MATERIAL SHOWN:

——

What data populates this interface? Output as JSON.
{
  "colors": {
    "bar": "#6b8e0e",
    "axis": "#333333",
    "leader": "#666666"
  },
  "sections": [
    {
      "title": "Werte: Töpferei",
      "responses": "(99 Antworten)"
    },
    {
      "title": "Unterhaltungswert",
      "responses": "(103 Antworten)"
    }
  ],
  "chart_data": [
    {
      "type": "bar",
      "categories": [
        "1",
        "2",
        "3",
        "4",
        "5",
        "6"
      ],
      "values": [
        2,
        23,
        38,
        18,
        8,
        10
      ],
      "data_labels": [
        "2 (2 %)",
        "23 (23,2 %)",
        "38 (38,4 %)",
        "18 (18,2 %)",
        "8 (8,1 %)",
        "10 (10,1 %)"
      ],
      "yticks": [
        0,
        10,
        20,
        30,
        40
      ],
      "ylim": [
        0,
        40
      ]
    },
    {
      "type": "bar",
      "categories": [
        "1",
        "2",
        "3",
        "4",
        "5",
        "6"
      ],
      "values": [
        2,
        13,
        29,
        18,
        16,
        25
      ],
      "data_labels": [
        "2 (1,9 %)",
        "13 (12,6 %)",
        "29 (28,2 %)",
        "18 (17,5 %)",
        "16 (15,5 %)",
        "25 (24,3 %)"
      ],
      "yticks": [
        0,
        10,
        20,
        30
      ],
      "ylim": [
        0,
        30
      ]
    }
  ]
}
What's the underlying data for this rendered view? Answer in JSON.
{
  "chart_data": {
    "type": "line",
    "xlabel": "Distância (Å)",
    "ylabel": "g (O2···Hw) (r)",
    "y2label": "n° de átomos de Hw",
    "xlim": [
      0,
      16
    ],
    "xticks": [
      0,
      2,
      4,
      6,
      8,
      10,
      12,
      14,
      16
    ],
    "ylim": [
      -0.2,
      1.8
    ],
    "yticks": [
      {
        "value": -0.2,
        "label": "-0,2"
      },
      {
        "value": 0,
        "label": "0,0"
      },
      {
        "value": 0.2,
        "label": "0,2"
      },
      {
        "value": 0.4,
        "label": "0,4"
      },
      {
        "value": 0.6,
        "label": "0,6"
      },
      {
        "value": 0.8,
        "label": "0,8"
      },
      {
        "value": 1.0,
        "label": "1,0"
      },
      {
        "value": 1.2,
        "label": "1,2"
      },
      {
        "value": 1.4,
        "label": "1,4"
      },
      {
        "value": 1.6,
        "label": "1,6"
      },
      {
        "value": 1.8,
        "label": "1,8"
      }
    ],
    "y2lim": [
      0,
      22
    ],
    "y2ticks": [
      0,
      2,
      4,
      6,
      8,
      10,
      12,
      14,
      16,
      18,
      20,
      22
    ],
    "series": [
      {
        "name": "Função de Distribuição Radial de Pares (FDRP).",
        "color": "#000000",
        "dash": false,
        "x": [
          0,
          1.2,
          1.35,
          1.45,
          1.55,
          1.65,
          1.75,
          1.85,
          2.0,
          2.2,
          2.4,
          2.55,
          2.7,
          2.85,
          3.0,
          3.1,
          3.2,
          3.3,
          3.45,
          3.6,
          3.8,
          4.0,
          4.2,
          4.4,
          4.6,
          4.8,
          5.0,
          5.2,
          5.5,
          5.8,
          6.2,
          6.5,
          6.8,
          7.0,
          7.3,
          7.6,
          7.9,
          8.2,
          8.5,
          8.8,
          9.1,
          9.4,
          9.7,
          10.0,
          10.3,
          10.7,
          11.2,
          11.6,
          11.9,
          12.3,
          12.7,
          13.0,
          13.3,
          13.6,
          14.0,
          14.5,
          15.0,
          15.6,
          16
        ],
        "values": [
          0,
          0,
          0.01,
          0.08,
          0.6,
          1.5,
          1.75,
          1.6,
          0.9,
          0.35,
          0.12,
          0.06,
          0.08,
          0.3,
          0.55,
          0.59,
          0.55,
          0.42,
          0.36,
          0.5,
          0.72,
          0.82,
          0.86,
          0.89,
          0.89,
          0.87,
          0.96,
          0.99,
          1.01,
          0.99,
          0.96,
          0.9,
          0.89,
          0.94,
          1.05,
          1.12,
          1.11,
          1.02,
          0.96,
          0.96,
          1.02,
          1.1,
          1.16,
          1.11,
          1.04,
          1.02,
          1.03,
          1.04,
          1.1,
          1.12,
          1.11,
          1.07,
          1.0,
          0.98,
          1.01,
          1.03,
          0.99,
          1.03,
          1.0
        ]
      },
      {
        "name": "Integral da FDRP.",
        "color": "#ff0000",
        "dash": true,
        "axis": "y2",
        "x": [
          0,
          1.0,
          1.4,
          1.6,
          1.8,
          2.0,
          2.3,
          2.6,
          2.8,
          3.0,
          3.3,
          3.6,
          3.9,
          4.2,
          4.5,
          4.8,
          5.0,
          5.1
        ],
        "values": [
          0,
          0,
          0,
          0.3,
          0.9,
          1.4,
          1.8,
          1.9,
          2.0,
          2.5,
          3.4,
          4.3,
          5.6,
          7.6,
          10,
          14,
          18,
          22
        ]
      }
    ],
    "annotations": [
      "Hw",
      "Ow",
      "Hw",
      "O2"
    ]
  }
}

——

WRITTEN INSTRUCTION: Please restate the whole listing word for word.

RESULT:
What data populates this interface? Output as JSON.
{
  "colors": {
    "bar": "#6b8e0e",
    "axis": "#333333",
    "leader": "#666666"
  },
  "sections": [
    {
      "title": "Werte: Töpferei",
      "responses": "(99 Antworten)"
    },
    {
      "title": "Unterhaltungswert",
      "responses": "(103 Antworten)"
    }
  ],
  "chart_data": [
    {
      "type": "bar",
      "categories": [
        "1",
        "2",
        "3",
        "4",
        "5",
        "6"
      ],
      "values": [
        2,
        23,
        38,
        18,
        8,
        10
      ],
      "data_labels": [
        "2 (2 %)",
        "23 (23,2 %)",
        "38 (38,4 %)",
        "18 (18,2 %)",
        "8 (8,1 %)",
        "10 (10,1 %)"
      ],
      "yticks": [
        0,
        10,
        20,
        30,
        40
      ],
      "ylim": [
        0,
        40
      ]
    },
    {
      "type": "bar",
      "categories": [
        "1",
        "2",
        "3",
        "4",
        "5",
        "6"
      ],
      "values": [
        2,
        13,
        29,
        18,
        16,
        25
      ],
      "data_labels": [
        "2 (1,9 %)",
        "13 (12,6 %)",
        "29 (28,2 %)",
        "18 (17,5 %)",
        "16 (15,5 %)",
        "25 (24,3 %)"
      ],
      "yticks": [
        0,
        10,
        20,
        30
      ],
      "ylim": [
        0,
        30
      ]
    }
  ]
}
What's the underlying data for this rendered view? Answer in JSON.
{
  "chart_data": {
    "type": "line",
    "xlabel": "Distância (Å)",
    "ylabel": "g (O2···Hw) (r)",
    "y2label": "n° de átomos de Hw",
    "xlim": [
      0,
      16
    ],
    "xticks": [
      0,
      2,
      4,
      6,
      8,
      10,
      12,
      14,
      16
    ],
    "ylim": [
      -0.2,
      1.8
    ],
    "yticks": [
      {
        "value": -0.2,
        "label": "-0,2"
      },
      {
        "value": 0,
        "label": "0,0"
      },
      {
        "value": 0.2,
        "label": "0,2"
      },
      {
        "value": 0.4,
        "label": "0,4"
      },
      {
        "value": 0.6,
        "label": "0,6"
      },
      {
        "value": 0.8,
        "label": "0,8"
      },
      {
        "value": 1.0,
        "label": "1,0"
      },
      {
        "value": 1.2,
        "label": "1,2"
      },
      {
        "value": 1.4,
        "label": "1,4"
      },
      {
        "value": 1.6,
        "label": "1,6"
      },
      {
        "value": 1.8,
        "label": "1,8"
      }
    ],
    "y2lim": [
      0,
      22
    ],
    "y2ticks": [
      0,
      2,
      4,
      6,
      8,
      10,
      12,
      14,
      16,
      18,
      20,
      22
    ],
    "series": [
      {
        "name": "Função de Distribuição Radial de Pares (FDRP).",
        "color": "#000000",
        "dash": false,
        "x": [
          0,
          1.2,
          1.35,
          1.45,
          1.55,
          1.65,
          1.75,
          1.85,
          2.0,
          2.2,
          2.4,
          2.55,
          2.7,
          2.85,
          3.0,
          3.1,
          3.2,
          3.3,
          3.45,
          3.6,
          3.8,
          4.0,
          4.2,
          4.4,
          4.6,
          4.8,
          5.0,
          5.2,
          5.5,
          5.8,
          6.2,
          6.5,
          6.8,
          7.0,
          7.3,
          7.6,
          7.9,
          8.2,
          8.5,
          8.8,
          9.1,
          9.4,
          9.7,
          10.0,
          10.3,
          10.7,
          11.2,
          11.6,
          11.9,
          12.3,
          12.7,
          13.0,
          13.3,
          13.6,
          14.0,
          14.5,
          15.0,
          15.6,
          16
        ],
        "values": [
          0,
          0,
          0.01,
          0.08,
          0.6,
          1.5,
          1.75,
          1.6,
          0.9,
          0.35,
          0.12,
          0.06,
          0.08,
          0.3,
          0.55,
          0.59,
          0.55,
          0.42,
          0.36,
          0.5,
          0.72,
          0.82,
          0.86,
          0.89,
          0.89,
          0.87,
          0.96,
          0.99,
          1.01,
          0.99,
          0.96,
          0.9,
          0.89,
          0.94,
          1.05,
          1.12,
          1.11,
          1.02,
          0.96,
          0.96,
          1.02,
          1.1,
          1.16,
          1.11,
          1.04,
          1.02,
          1.03,
          1.04,
          1.1,
          1.12,
          1.11,
          1.07,
          1.0,
          0.98,
          1.01,
          1.03,
          0.99,
          1.03,
          1.0
        ]
      },
      {
        "name": "Integral da FDRP.",
        "color": "#ff0000",
        "dash": true,
        "axis": "y2",
        "x": [
          0,
          1.0,
          1.4,
          1.6,
          1.8,
          2.0,
          2.3,
          2.6,
          2.8,
          3.0,
          3.3,
          3.6,
          3.9,
          4.2,
          4.5,
          4.8,
          5.0,
          5.1
        ],
        "values": [
          0,
          0,
          0,
          0.3,
          0.9,
          1.4,
          1.8,
          1.9,
          2.0,
          2.5,
          3.4,
          4.3,
          5.6,
          7.6,
          10,
          14,
          18,
          22
        ]
      }
    ],
    "annotations": [
      "Hw",
      "Ow",
      "Hw",
      "O2"
    ]
  }
}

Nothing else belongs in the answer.